◆ WRITTEN REQUEST: Collect each line of the entries that holds the string "Независимости".

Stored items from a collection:
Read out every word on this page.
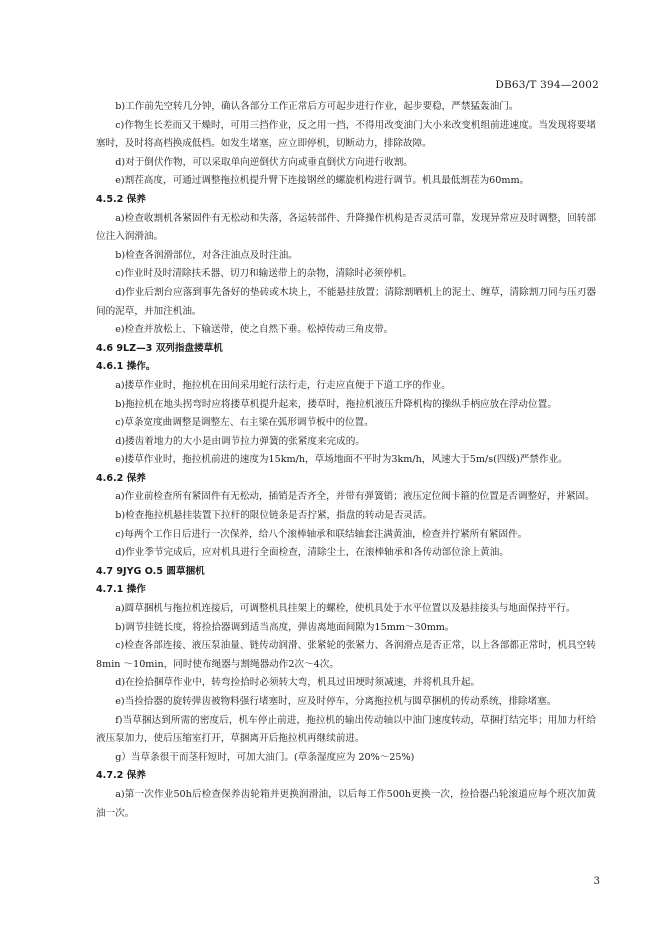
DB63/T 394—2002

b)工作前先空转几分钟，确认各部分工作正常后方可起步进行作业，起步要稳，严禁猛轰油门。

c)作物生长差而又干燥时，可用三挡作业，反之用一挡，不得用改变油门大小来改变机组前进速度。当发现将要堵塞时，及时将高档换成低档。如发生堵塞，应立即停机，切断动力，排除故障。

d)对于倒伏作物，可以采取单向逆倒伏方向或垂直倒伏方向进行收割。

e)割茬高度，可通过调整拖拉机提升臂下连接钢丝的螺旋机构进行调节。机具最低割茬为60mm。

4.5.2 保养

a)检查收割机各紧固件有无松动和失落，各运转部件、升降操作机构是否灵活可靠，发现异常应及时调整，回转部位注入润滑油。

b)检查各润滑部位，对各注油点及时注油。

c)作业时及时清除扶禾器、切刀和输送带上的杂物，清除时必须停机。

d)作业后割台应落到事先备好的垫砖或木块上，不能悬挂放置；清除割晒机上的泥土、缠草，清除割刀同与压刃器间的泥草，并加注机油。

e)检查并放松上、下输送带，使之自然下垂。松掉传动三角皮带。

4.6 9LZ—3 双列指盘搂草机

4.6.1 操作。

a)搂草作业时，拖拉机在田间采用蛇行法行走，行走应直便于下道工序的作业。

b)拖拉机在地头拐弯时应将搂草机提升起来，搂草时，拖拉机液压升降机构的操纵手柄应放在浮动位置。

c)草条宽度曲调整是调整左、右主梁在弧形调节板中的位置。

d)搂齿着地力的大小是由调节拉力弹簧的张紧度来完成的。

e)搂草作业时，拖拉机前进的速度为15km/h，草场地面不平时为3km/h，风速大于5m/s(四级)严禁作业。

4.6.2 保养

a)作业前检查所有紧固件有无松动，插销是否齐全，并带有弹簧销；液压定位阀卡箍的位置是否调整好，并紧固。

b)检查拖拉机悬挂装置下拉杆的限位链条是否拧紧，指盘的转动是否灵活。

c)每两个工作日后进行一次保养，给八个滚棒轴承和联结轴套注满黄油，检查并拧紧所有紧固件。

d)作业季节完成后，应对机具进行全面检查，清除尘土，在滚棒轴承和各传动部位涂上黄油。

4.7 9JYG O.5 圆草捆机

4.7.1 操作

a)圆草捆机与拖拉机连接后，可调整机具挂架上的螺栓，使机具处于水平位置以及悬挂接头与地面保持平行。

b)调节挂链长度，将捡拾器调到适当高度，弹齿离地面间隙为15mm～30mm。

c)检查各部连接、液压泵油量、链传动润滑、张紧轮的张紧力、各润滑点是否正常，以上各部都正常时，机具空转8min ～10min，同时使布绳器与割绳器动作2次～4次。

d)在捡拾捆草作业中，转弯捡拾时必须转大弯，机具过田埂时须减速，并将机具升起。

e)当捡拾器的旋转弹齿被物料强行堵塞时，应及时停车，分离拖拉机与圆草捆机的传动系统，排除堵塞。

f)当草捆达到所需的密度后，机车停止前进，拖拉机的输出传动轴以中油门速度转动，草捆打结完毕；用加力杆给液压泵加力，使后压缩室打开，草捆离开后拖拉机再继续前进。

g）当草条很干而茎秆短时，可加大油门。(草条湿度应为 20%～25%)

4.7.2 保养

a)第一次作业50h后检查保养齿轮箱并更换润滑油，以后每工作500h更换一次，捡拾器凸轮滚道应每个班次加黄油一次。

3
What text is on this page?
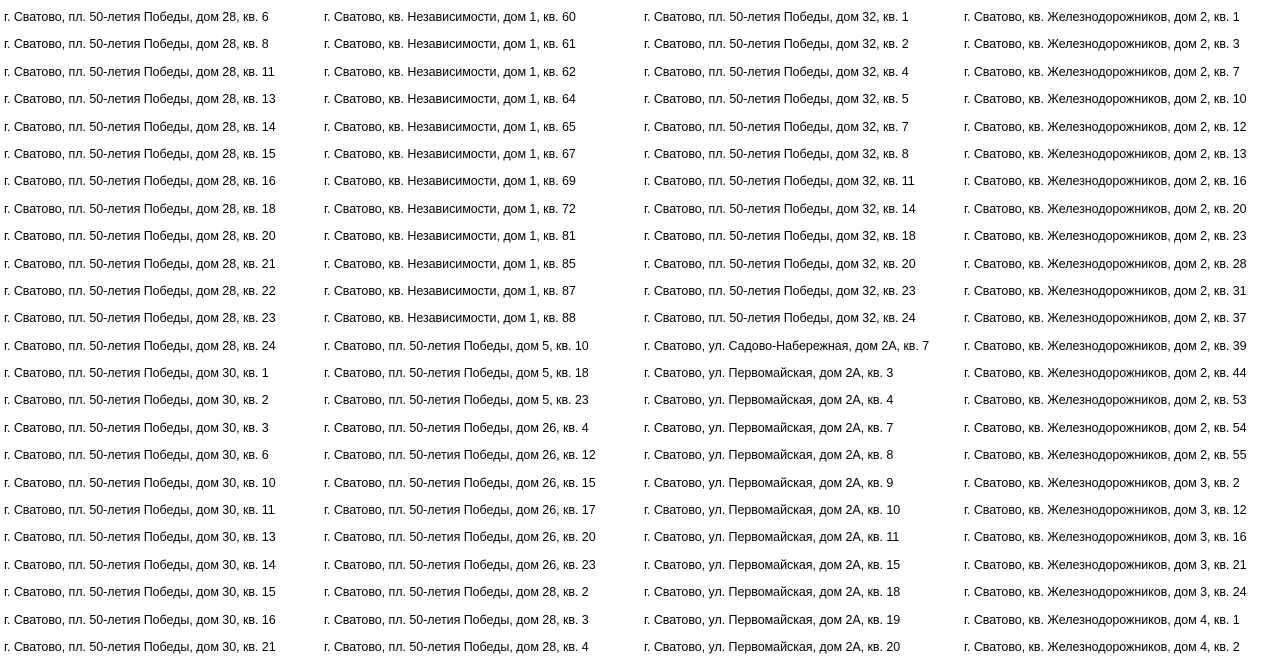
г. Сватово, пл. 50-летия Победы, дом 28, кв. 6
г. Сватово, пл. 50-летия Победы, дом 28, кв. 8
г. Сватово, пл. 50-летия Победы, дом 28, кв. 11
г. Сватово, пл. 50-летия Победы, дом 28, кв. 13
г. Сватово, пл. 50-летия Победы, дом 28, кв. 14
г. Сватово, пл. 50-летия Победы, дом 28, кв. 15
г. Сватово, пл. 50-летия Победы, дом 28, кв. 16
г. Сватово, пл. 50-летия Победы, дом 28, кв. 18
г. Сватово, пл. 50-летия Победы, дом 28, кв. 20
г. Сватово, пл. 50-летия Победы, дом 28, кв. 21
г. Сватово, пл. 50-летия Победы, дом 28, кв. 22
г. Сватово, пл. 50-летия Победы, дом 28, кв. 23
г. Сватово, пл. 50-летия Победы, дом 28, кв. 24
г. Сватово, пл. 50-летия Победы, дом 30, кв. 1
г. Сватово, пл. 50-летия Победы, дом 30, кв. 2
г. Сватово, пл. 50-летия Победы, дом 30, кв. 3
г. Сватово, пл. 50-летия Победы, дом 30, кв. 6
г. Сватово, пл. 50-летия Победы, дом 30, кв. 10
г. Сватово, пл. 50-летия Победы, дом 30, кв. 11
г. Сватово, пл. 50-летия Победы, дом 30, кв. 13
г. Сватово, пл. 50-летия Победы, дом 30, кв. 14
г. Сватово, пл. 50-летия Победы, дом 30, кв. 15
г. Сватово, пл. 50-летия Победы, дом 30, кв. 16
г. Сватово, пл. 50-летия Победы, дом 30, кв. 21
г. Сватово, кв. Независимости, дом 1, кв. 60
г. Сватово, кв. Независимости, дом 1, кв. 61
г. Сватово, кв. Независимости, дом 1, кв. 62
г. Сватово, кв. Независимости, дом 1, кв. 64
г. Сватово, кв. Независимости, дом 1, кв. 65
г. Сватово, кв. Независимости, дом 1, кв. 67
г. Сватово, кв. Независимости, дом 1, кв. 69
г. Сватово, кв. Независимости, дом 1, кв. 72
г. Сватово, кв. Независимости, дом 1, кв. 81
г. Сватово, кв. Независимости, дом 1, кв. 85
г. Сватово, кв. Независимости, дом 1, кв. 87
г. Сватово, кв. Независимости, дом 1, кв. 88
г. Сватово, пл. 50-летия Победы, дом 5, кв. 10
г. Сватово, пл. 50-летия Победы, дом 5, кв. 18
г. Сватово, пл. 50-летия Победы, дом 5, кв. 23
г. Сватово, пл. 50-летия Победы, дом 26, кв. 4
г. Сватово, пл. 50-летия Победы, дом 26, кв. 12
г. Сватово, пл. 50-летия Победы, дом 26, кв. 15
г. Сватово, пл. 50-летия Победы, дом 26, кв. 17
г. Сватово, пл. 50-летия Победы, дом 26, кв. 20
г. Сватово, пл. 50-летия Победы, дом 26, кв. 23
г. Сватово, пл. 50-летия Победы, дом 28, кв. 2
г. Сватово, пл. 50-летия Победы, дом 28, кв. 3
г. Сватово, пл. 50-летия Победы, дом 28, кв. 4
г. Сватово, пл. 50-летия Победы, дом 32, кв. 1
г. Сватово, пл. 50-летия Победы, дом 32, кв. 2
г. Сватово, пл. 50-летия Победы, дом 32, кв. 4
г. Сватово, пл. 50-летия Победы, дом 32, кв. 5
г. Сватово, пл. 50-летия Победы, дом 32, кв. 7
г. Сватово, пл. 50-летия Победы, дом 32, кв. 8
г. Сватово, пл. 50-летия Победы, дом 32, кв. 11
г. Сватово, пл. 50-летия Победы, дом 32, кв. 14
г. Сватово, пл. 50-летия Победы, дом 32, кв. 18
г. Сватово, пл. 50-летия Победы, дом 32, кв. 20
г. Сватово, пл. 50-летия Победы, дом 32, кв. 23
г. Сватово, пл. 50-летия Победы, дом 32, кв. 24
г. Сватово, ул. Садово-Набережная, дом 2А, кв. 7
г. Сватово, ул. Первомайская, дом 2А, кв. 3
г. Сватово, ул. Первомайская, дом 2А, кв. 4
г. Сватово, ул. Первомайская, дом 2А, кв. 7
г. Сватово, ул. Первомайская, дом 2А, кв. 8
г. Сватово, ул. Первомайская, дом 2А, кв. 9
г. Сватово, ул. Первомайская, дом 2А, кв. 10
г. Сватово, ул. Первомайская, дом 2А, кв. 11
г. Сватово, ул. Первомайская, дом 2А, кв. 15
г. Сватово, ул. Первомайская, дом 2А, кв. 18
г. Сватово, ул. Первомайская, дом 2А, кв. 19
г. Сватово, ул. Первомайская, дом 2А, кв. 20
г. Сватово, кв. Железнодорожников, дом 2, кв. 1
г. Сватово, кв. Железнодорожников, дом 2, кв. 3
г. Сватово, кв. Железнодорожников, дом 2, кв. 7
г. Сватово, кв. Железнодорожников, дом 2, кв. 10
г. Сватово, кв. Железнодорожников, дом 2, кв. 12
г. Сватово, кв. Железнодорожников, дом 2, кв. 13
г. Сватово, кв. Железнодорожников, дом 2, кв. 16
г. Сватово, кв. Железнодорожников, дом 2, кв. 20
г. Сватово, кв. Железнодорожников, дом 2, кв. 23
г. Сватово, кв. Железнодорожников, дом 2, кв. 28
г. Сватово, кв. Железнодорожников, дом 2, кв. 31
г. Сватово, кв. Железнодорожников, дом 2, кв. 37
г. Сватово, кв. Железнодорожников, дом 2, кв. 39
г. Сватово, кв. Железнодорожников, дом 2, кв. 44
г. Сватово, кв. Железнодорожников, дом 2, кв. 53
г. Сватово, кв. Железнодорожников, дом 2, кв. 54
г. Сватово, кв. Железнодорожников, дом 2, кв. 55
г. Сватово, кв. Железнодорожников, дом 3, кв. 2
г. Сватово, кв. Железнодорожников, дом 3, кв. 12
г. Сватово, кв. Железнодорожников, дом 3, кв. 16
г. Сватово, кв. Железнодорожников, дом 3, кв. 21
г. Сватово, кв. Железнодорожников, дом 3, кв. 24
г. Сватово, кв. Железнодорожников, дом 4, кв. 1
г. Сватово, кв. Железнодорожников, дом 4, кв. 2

◆ TASK SOLUTION:
г. Сватово, кв. Независимости, дом 1, кв. 60
г. Сватово, кв. Независимости, дом 1, кв. 61
г. Сватово, кв. Независимости, дом 1, кв. 62
г. Сватово, кв. Независимости, дом 1, кв. 64
г. Сватово, кв. Независимости, дом 1, кв. 65
г. Сватово, кв. Независимости, дом 1, кв. 67
г. Сватово, кв. Независимости, дом 1, кв. 69
г. Сватово, кв. Независимости, дом 1, кв. 72
г. Сватово, кв. Независимости, дом 1, кв. 81
г. Сватово, кв. Независимости, дом 1, кв. 85
г. Сватово, кв. Независимости, дом 1, кв. 87
г. Сватово, кв. Независимости, дом 1, кв. 88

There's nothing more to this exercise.